_REQUIRED TASK_
Edit the records below so that every "headline-item" becomes "headline-entry", and leave everything else unchanged.
==========
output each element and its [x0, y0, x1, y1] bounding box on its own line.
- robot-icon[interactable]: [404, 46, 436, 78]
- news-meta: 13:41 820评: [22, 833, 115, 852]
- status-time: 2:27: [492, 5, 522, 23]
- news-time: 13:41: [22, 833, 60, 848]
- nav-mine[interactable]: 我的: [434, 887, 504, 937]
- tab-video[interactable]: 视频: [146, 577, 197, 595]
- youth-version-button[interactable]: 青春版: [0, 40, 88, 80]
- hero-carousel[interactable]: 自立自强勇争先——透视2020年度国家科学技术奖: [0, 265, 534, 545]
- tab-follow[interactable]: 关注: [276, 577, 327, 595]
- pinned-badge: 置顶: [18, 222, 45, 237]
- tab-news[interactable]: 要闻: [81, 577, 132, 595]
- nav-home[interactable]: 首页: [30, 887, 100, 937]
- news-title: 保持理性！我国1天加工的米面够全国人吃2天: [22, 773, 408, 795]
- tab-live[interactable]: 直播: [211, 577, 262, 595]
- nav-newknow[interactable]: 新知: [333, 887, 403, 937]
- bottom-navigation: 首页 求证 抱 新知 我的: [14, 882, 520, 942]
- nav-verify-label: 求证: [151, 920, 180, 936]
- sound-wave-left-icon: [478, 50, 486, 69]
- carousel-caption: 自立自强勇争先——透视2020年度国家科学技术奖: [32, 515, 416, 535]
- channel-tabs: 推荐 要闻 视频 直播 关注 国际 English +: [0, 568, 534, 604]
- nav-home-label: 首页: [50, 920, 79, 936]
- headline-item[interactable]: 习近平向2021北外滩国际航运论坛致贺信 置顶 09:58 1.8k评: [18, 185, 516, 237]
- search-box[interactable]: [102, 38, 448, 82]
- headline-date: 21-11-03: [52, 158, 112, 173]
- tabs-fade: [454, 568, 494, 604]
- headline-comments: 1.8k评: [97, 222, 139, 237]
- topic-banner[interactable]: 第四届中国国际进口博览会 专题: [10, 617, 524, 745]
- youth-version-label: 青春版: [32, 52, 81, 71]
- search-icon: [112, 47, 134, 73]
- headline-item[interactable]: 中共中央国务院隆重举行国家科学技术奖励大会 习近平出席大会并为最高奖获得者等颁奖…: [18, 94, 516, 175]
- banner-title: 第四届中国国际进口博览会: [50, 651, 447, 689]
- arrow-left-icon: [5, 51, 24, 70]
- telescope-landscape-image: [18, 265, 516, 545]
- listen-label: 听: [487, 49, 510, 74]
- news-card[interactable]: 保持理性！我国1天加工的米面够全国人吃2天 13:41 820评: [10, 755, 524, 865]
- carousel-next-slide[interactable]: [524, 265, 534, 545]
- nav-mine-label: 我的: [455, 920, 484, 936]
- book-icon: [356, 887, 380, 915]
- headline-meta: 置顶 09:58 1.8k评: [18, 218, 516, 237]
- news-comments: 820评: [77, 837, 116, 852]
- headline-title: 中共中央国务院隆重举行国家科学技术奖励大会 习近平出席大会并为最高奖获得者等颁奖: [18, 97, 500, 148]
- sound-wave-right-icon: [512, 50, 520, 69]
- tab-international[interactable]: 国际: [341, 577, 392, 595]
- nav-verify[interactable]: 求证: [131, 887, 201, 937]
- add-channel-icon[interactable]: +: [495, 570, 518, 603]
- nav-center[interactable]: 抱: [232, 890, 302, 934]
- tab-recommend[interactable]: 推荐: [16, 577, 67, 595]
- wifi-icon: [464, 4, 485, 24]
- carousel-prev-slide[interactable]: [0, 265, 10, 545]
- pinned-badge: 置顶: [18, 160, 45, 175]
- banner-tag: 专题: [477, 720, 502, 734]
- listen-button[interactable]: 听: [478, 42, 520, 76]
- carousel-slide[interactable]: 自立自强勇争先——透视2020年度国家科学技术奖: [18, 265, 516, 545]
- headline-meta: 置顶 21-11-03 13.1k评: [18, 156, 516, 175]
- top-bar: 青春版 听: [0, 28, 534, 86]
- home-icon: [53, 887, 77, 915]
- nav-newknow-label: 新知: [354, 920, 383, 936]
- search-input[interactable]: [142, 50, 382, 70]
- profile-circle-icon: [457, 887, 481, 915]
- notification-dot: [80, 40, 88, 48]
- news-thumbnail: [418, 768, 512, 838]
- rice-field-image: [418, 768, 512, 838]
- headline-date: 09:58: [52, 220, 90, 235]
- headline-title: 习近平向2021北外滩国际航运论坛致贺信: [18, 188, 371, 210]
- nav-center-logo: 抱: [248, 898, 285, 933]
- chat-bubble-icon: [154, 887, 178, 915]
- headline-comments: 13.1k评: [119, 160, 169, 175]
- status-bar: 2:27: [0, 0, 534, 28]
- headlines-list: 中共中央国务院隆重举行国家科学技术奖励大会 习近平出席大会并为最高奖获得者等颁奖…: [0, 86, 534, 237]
==========
_SOLUTION BELOW_
output each element and its [x0, y0, x1, y1] bounding box on its own line.
- robot-icon[interactable]: [404, 46, 436, 78]
- news-meta: 13:41 820评: [22, 833, 115, 852]
- status-time: 2:27: [492, 5, 522, 23]
- news-time: 13:41: [22, 833, 60, 848]
- nav-mine[interactable]: 我的: [434, 887, 504, 937]
- tab-video[interactable]: 视频: [146, 577, 197, 595]
- youth-version-button[interactable]: 青春版: [0, 40, 88, 80]
- hero-carousel[interactable]: 自立自强勇争先——透视2020年度国家科学技术奖: [0, 265, 534, 545]
- tab-follow[interactable]: 关注: [276, 577, 327, 595]
- pinned-badge: 置顶: [18, 222, 45, 237]
- tab-news[interactable]: 要闻: [81, 577, 132, 595]
- nav-home[interactable]: 首页: [30, 887, 100, 937]
- news-title: 保持理性！我国1天加工的米面够全国人吃2天: [22, 773, 408, 795]
- tab-live[interactable]: 直播: [211, 577, 262, 595]
- nav-newknow[interactable]: 新知: [333, 887, 403, 937]
- bottom-navigation: 首页 求证 抱 新知 我的: [14, 882, 520, 942]
- nav-verify-label: 求证: [151, 920, 180, 936]
- sound-wave-left-icon: [478, 50, 486, 69]
- carousel-caption: 自立自强勇争先——透视2020年度国家科学技术奖: [32, 515, 416, 535]
- channel-tabs: 推荐 要闻 视频 直播 关注 国际 English +: [0, 568, 534, 604]
- nav-home-label: 首页: [50, 920, 79, 936]
- headline-entry[interactable]: 习近平向2021北外滩国际航运论坛致贺信 置顶 09:58 1.8k评: [18, 185, 516, 237]
- search-box[interactable]: [102, 38, 448, 82]
- headline-date: 21-11-03: [52, 158, 112, 173]
- tabs-fade: [454, 568, 494, 604]
- headline-comments: 1.8k评: [97, 222, 139, 237]
- topic-banner[interactable]: 第四届中国国际进口博览会 专题: [10, 617, 524, 745]
- youth-version-label: 青春版: [32, 52, 81, 71]
- search-icon: [112, 47, 134, 73]
- headline-entry[interactable]: 中共中央国务院隆重举行国家科学技术奖励大会 习近平出席大会并为最高奖获得者等颁奖…: [18, 94, 516, 175]
- banner-title: 第四届中国国际进口博览会: [50, 651, 447, 689]
- arrow-left-icon: [5, 51, 24, 70]
- telescope-landscape-image: [18, 265, 516, 545]
- listen-label: 听: [487, 49, 510, 74]
- news-card[interactable]: 保持理性！我国1天加工的米面够全国人吃2天 13:41 820评: [10, 755, 524, 865]
- carousel-next-slide[interactable]: [524, 265, 534, 545]
- nav-mine-label: 我的: [455, 920, 484, 936]
- book-icon: [356, 887, 380, 915]
- headline-meta: 置顶 09:58 1.8k评: [18, 218, 516, 237]
- news-comments: 820评: [77, 837, 116, 852]
- headline-title: 中共中央国务院隆重举行国家科学技术奖励大会 习近平出席大会并为最高奖获得者等颁奖: [18, 97, 500, 148]
- sound-wave-right-icon: [512, 50, 520, 69]
- tab-international[interactable]: 国际: [341, 577, 392, 595]
- nav-verify[interactable]: 求证: [131, 887, 201, 937]
- add-channel-icon[interactable]: +: [495, 570, 518, 603]
- nav-center[interactable]: 抱: [232, 890, 302, 934]
- tab-recommend[interactable]: 推荐: [16, 577, 67, 595]
- wifi-icon: [464, 4, 485, 24]
- carousel-prev-slide[interactable]: [0, 265, 10, 545]
- pinned-badge: 置顶: [18, 160, 45, 175]
- banner-tag: 专题: [477, 720, 502, 734]
- listen-button[interactable]: 听: [478, 42, 520, 76]
- carousel-slide[interactable]: 自立自强勇争先——透视2020年度国家科学技术奖: [18, 265, 516, 545]
- headline-meta: 置顶 21-11-03 13.1k评: [18, 156, 516, 175]
- top-bar: 青春版 听: [0, 28, 534, 86]
- home-icon: [53, 887, 77, 915]
- nav-newknow-label: 新知: [354, 920, 383, 936]
- search-input[interactable]: [142, 50, 382, 70]
- profile-circle-icon: [457, 887, 481, 915]
- notification-dot: [80, 40, 88, 48]
- news-thumbnail: [418, 768, 512, 838]
- rice-field-image: [418, 768, 512, 838]
- headline-date: 09:58: [52, 220, 90, 235]
- headline-title: 习近平向2021北外滩国际航运论坛致贺信: [18, 188, 371, 210]
- nav-center-logo: 抱: [248, 898, 285, 933]
- chat-bubble-icon: [154, 887, 178, 915]
- headline-comments: 13.1k评: [119, 160, 169, 175]
- status-bar: 2:27: [0, 0, 534, 28]
- headlines-list: 中共中央国务院隆重举行国家科学技术奖励大会 习近平出席大会并为最高奖获得者等颁奖…: [0, 86, 534, 237]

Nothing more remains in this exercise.